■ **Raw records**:
▬▬▬▬▬▬▬▬▬▬
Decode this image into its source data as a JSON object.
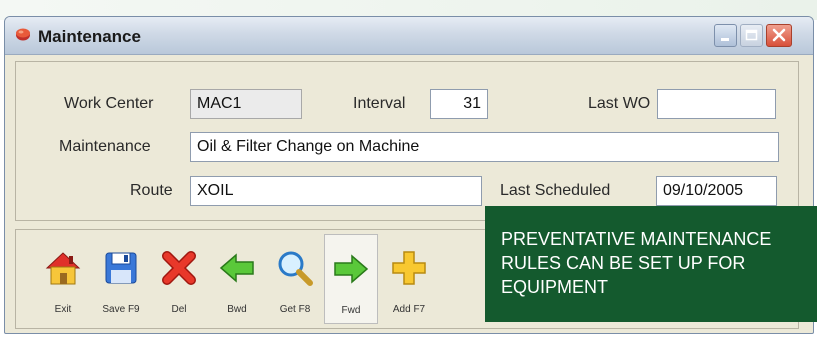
{
  "window": {
    "title": "Maintenance"
  },
  "form": {
    "work_center_label": "Work Center",
    "work_center_value": "MAC1",
    "interval_label": "Interval",
    "interval_value": "31",
    "last_wo_label": "Last WO",
    "last_wo_value": "",
    "maintenance_label": "Maintenance",
    "maintenance_value": "Oil & Filter Change on Machine",
    "route_label": "Route",
    "route_value": "XOIL",
    "last_scheduled_label": "Last Scheduled",
    "last_scheduled_value": "09/10/2005"
  },
  "toolbar": {
    "items": [
      {
        "label": "Exit",
        "icon": "home-icon"
      },
      {
        "label": "Save F9",
        "icon": "floppy-disk-icon"
      },
      {
        "label": "Del",
        "icon": "red-x-icon"
      },
      {
        "label": "Bwd",
        "icon": "left-arrow-icon"
      },
      {
        "label": "Get F8",
        "icon": "magnifier-icon"
      },
      {
        "label": "Fwd",
        "icon": "right-arrow-icon"
      },
      {
        "label": "Add F7",
        "icon": "plus-icon"
      }
    ]
  },
  "callout": {
    "lines": [
      "PREVENTATIVE MAINTENANCE",
      "RULES CAN BE SET UP FOR",
      "EQUIPMENT"
    ]
  },
  "colors": {
    "callout_bg": "#145a2e",
    "window_bg": "#ece9d8",
    "close_button": "#d8503a"
  }
}
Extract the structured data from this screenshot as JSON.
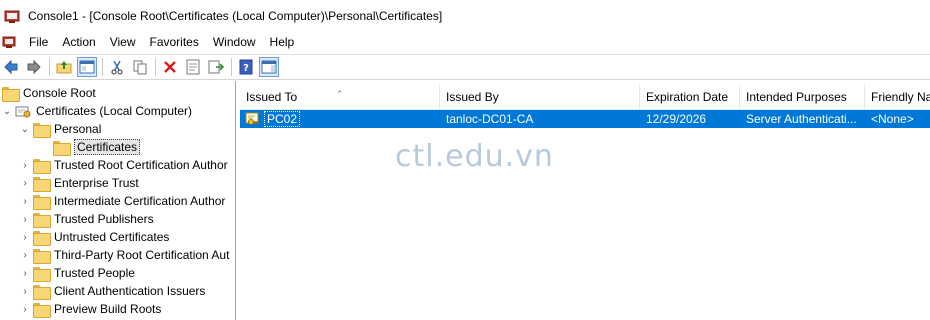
{
  "window": {
    "title": "Console1 - [Console Root\\Certificates (Local Computer)\\Personal\\Certificates]"
  },
  "menu": [
    "File",
    "Action",
    "View",
    "Favorites",
    "Window",
    "Help"
  ],
  "toolbar": {
    "buttons": [
      "back-icon",
      "forward-icon",
      "up-folder-icon",
      "show-hide-tree-icon",
      "cut-icon",
      "copy-icon",
      "delete-icon",
      "properties-icon",
      "export-list-icon",
      "help-icon",
      "action-pane-icon"
    ]
  },
  "tree": {
    "root": "Console Root",
    "store": "Certificates (Local Computer)",
    "personal": "Personal",
    "selected": "Certificates",
    "folders": [
      "Trusted Root Certification Author",
      "Enterprise Trust",
      "Intermediate Certification Author",
      "Trusted Publishers",
      "Untrusted Certificates",
      "Third-Party Root Certification Aut",
      "Trusted People",
      "Client Authentication Issuers",
      "Preview Build Roots"
    ]
  },
  "list": {
    "columns": [
      "Issued To",
      "Issued By",
      "Expiration Date",
      "Intended Purposes",
      "Friendly Na"
    ],
    "rows": [
      {
        "issued_to": "PC02",
        "issued_by": "tanloc-DC01-CA",
        "expiration": "12/29/2026",
        "purposes": "Server Authenticati...",
        "friendly": "<None>"
      }
    ]
  },
  "watermark": "ctl.edu.vn",
  "colors": {
    "selection": "#0078d7",
    "folder": "#f8d676"
  }
}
▬▬▬▬▬▬▬▬▬▬
■ **CHALLENGE**:
Reproduce the material above exactly, but only from the line with "Extract the structured" through its last line, leaving pictures out.

■ **RESPONSE TO THIS EXERCISE**:
Extract the structured data from this screenshot as JSON.
{
  "window": {
    "title": "Console1 - [Console Root\\Certificates (Local Computer)\\Personal\\Certificates]"
  },
  "menu": [
    "File",
    "Action",
    "View",
    "Favorites",
    "Window",
    "Help"
  ],
  "toolbar": {
    "buttons": [
      "back-icon",
      "forward-icon",
      "up-folder-icon",
      "show-hide-tree-icon",
      "cut-icon",
      "copy-icon",
      "delete-icon",
      "properties-icon",
      "export-list-icon",
      "help-icon",
      "action-pane-icon"
    ]
  },
  "tree": {
    "root": "Console Root",
    "store": "Certificates (Local Computer)",
    "personal": "Personal",
    "selected": "Certificates",
    "folders": [
      "Trusted Root Certification Author",
      "Enterprise Trust",
      "Intermediate Certification Author",
      "Trusted Publishers",
      "Untrusted Certificates",
      "Third-Party Root Certification Aut",
      "Trusted People",
      "Client Authentication Issuers",
      "Preview Build Roots"
    ]
  },
  "list": {
    "columns": [
      "Issued To",
      "Issued By",
      "Expiration Date",
      "Intended Purposes",
      "Friendly Na"
    ],
    "rows": [
      {
        "issued_to": "PC02",
        "issued_by": "tanloc-DC01-CA",
        "expiration": "12/29/2026",
        "purposes": "Server Authenticati...",
        "friendly": "<None>"
      }
    ]
  },
  "watermark": "ctl.edu.vn",
  "colors": {
    "selection": "#0078d7",
    "folder": "#f8d676"
  }
}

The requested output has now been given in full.